» Input for this task:
........
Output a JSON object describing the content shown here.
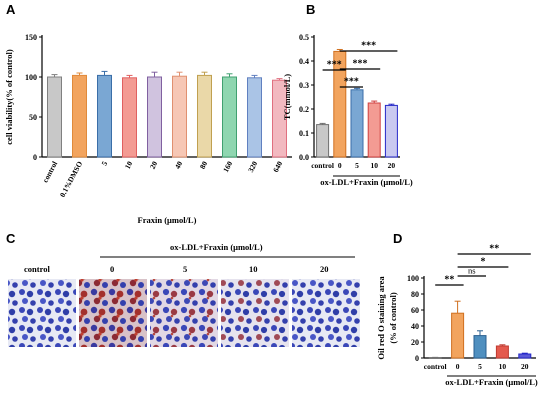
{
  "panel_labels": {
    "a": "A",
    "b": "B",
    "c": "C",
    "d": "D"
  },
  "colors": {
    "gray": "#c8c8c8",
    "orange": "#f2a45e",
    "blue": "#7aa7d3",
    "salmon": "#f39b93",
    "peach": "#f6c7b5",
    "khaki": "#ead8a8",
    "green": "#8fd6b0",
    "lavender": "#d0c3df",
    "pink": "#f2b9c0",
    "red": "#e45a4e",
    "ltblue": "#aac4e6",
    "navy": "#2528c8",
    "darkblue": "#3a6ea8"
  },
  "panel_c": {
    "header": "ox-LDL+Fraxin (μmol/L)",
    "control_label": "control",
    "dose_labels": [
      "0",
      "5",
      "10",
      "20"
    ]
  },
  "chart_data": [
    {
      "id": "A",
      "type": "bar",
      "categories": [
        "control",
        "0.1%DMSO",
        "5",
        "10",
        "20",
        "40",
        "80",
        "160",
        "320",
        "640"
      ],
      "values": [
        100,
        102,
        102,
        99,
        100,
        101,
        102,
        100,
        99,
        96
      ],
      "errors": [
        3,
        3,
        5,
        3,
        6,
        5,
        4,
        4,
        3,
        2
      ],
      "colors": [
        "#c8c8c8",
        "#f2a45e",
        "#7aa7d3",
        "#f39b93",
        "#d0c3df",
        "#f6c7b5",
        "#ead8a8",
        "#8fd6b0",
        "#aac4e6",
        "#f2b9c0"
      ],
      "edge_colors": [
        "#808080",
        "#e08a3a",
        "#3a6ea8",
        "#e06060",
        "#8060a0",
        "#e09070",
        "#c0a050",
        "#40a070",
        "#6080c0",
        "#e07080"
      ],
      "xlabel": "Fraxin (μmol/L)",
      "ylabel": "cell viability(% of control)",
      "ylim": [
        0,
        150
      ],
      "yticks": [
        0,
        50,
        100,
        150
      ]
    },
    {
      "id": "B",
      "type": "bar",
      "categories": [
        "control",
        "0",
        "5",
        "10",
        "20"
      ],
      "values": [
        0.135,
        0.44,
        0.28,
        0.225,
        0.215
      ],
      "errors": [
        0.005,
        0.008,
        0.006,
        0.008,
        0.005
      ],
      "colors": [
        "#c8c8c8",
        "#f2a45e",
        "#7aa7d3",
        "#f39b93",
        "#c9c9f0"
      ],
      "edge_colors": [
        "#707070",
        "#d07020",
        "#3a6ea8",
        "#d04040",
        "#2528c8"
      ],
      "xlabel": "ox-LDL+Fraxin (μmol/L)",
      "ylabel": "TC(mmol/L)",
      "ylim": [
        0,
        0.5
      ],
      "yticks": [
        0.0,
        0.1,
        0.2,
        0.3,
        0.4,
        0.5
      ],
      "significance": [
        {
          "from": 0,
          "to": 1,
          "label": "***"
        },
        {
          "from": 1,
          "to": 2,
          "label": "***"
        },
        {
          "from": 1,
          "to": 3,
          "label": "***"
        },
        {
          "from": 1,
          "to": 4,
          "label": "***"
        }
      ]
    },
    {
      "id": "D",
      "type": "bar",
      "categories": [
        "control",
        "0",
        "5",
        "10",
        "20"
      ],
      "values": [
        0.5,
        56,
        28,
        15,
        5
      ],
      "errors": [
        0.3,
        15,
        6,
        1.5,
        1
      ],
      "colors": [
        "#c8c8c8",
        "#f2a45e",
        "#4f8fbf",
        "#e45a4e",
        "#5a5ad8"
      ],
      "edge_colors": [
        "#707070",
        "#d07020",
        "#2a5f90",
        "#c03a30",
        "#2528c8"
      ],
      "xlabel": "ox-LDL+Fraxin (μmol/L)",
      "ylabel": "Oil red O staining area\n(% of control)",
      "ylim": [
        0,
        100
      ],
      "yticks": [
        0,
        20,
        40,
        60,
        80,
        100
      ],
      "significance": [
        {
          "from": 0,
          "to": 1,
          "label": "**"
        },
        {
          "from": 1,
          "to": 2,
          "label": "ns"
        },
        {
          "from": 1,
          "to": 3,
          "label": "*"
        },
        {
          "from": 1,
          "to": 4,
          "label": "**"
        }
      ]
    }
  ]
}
........
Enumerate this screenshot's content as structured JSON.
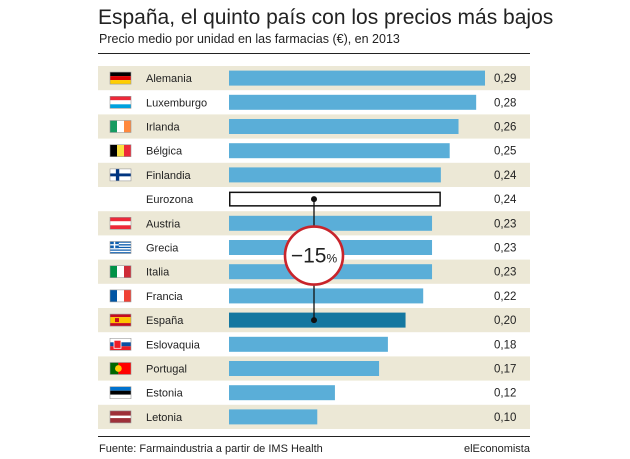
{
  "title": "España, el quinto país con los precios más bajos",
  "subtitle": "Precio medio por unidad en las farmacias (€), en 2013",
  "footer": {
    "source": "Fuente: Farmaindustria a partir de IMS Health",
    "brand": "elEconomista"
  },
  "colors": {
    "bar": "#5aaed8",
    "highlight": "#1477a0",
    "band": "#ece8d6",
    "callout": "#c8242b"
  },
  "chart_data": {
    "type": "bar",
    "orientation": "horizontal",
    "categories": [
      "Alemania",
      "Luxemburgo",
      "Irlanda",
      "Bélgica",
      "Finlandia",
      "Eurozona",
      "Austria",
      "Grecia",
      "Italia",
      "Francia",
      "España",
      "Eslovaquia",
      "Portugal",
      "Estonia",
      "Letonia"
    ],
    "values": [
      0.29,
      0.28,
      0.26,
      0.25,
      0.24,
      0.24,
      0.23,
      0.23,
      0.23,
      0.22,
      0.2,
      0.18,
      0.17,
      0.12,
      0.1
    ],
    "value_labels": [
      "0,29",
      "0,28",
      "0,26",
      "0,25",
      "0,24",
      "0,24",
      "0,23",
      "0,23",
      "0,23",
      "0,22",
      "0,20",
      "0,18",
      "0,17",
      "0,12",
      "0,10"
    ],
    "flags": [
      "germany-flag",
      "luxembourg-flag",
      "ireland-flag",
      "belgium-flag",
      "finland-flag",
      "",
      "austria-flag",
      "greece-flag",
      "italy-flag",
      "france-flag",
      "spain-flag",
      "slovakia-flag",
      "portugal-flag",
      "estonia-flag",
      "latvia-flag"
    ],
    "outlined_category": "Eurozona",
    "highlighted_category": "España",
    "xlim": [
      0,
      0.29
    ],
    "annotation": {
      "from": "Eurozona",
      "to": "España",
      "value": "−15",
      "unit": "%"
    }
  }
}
........
» Problem to solve: Respond with the number of lines containing "content" and no additional words.

» Result: 2